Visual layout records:
start

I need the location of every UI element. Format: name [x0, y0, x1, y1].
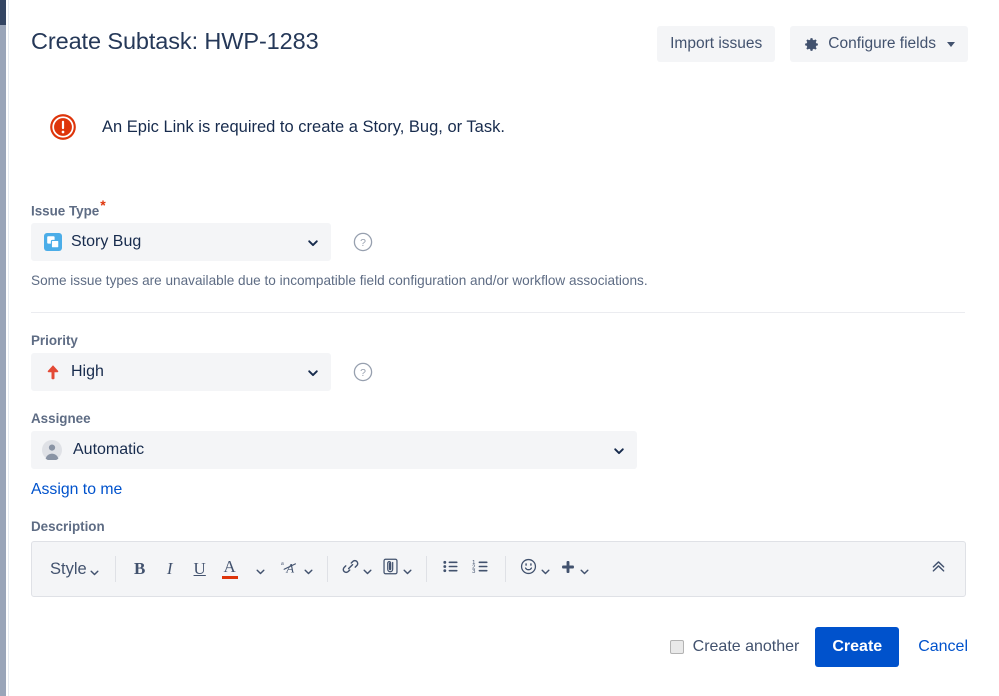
emoji-button[interactable] — [515, 552, 555, 586]
import-issues-button[interactable]: Import issues — [657, 26, 776, 62]
user-avatar-icon — [42, 440, 62, 462]
content-left-rule — [8, 0, 9, 696]
checkbox-box[interactable] — [669, 640, 684, 654]
svg-text:?: ? — [360, 238, 366, 250]
assignee-value: Automatic — [73, 441, 145, 459]
priority-value: High — [71, 363, 104, 381]
error-circle-icon — [49, 113, 77, 141]
dialog-header: Create Subtask: HWP-1283 Import issues C… — [31, 22, 968, 74]
numbered-list-button[interactable]: 1 2 3 — [466, 552, 496, 586]
style-dropdown-button[interactable]: Style — [44, 552, 106, 586]
field-description: Description Style B I U A a A 1 2 3 — [31, 519, 999, 598]
subtask-issue-type-icon — [44, 233, 62, 252]
configure-fields-button[interactable]: Configure fields — [790, 26, 968, 62]
chevron-down-icon — [613, 444, 625, 456]
issue-type-select[interactable]: Story Bug — [31, 223, 331, 262]
text-color-label: A — [223, 557, 236, 577]
description-label: Description — [31, 519, 105, 535]
issue-type-label: Issue Type* — [31, 197, 999, 219]
chevron-down-icon — [579, 564, 590, 575]
priority-label: Priority — [31, 333, 78, 349]
text-color-bar — [221, 576, 238, 580]
chevron-down-icon — [947, 41, 955, 47]
toolbar-separator — [425, 556, 427, 583]
app-sidebar-edge — [0, 25, 6, 696]
chevron-down-icon — [307, 366, 319, 378]
double-chevron-up-icon — [929, 557, 948, 581]
issue-type-label-text: Issue Type — [31, 203, 100, 219]
plus-icon — [559, 558, 577, 581]
toolbar-separator — [504, 556, 506, 583]
issue-type-value: Story Bug — [71, 233, 142, 251]
assignee-label: Assignee — [31, 411, 91, 427]
svg-text:?: ? — [360, 368, 366, 380]
toolbar-separator — [326, 556, 328, 583]
text-color-dropdown[interactable] — [245, 552, 275, 586]
priority-select[interactable]: High — [31, 353, 331, 392]
field-priority: Priority High ? — [31, 333, 999, 392]
help-circle-icon[interactable]: ? — [353, 232, 373, 252]
italic-button[interactable]: I — [155, 552, 185, 586]
assignee-select[interactable]: Automatic — [31, 431, 637, 470]
insert-more-button[interactable] — [555, 552, 594, 586]
chevron-down-icon — [540, 564, 551, 575]
dialog-footer: Create another Create Cancel — [669, 627, 968, 667]
error-banner: An Epic Link is required to create a Sto… — [31, 113, 505, 141]
priority-high-arrow-icon — [44, 363, 62, 381]
create-another-checkbox[interactable]: Create another — [669, 638, 800, 656]
attachment-icon — [381, 557, 400, 581]
issue-type-row: Story Bug ? — [31, 223, 999, 262]
cancel-link[interactable]: Cancel — [918, 638, 968, 656]
field-assignee: Assignee Automatic Assign to me — [31, 411, 999, 499]
svg-text:a: a — [281, 560, 284, 567]
chevron-down-icon — [255, 564, 266, 575]
header-actions: Import issues Configure fields — [657, 26, 968, 62]
emoji-icon — [519, 557, 538, 581]
chevron-down-icon — [362, 564, 373, 575]
description-editor[interactable]: Style B I U A a A 1 2 3 — [31, 541, 966, 598]
toolbar-separator — [114, 556, 116, 583]
required-asterisk: * — [100, 197, 106, 213]
assign-to-me-link[interactable]: Assign to me — [31, 481, 122, 498]
link-button[interactable] — [337, 552, 377, 586]
app-sidebar-top-edge — [0, 0, 6, 25]
create-another-label: Create another — [692, 638, 800, 655]
section-divider — [31, 312, 965, 314]
numbered-list-icon: 1 2 3 — [471, 557, 490, 581]
superscript-a-icon: a A — [279, 558, 301, 581]
bullet-list-icon — [441, 557, 460, 581]
svg-text:3: 3 — [472, 570, 476, 576]
chevron-down-icon — [303, 564, 314, 575]
field-issue-type: Issue Type* Story Bug ? Some issue types… — [31, 197, 999, 314]
attachment-button[interactable] — [377, 552, 417, 586]
error-message: An Epic Link is required to create a Sto… — [102, 117, 505, 136]
bullet-list-button[interactable] — [436, 552, 466, 586]
chevron-down-icon — [402, 564, 413, 575]
text-color-swatch: A — [221, 557, 238, 580]
priority-row: High ? — [31, 353, 999, 392]
more-text-formatting-button[interactable]: a A — [275, 552, 318, 586]
style-label: Style — [50, 559, 87, 578]
underline-button[interactable]: U — [185, 552, 215, 586]
text-color-button[interactable]: A — [215, 552, 245, 586]
chevron-down-icon — [307, 236, 319, 248]
collapse-toolbar-button[interactable] — [923, 552, 953, 586]
issue-type-hint: Some issue types are unavailable due to … — [31, 273, 648, 289]
chevron-down-icon — [89, 564, 100, 576]
page-title: Create Subtask: HWP-1283 — [31, 28, 319, 54]
bold-button[interactable]: B — [125, 552, 155, 586]
create-button[interactable]: Create — [815, 627, 900, 667]
create-subtask-dialog: Create Subtask: HWP-1283 Import issues C… — [0, 0, 999, 696]
create-subtask-form: Issue Type* Story Bug ? Some issue types… — [31, 197, 999, 598]
import-issues-label: Import issues — [670, 35, 763, 52]
help-circle-icon[interactable]: ? — [353, 362, 373, 382]
configure-fields-label: Configure fields — [828, 35, 936, 52]
link-icon — [341, 557, 360, 581]
gear-icon — [803, 36, 820, 53]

end

## STATED PROBLEM
Show each line of the data above that contains the string "separator". The match is case-sensitive.

## RESPONSE
toolbar-separator — [425, 556, 427, 583]
toolbar-separator — [504, 556, 506, 583]
toolbar-separator — [326, 556, 328, 583]
toolbar-separator — [114, 556, 116, 583]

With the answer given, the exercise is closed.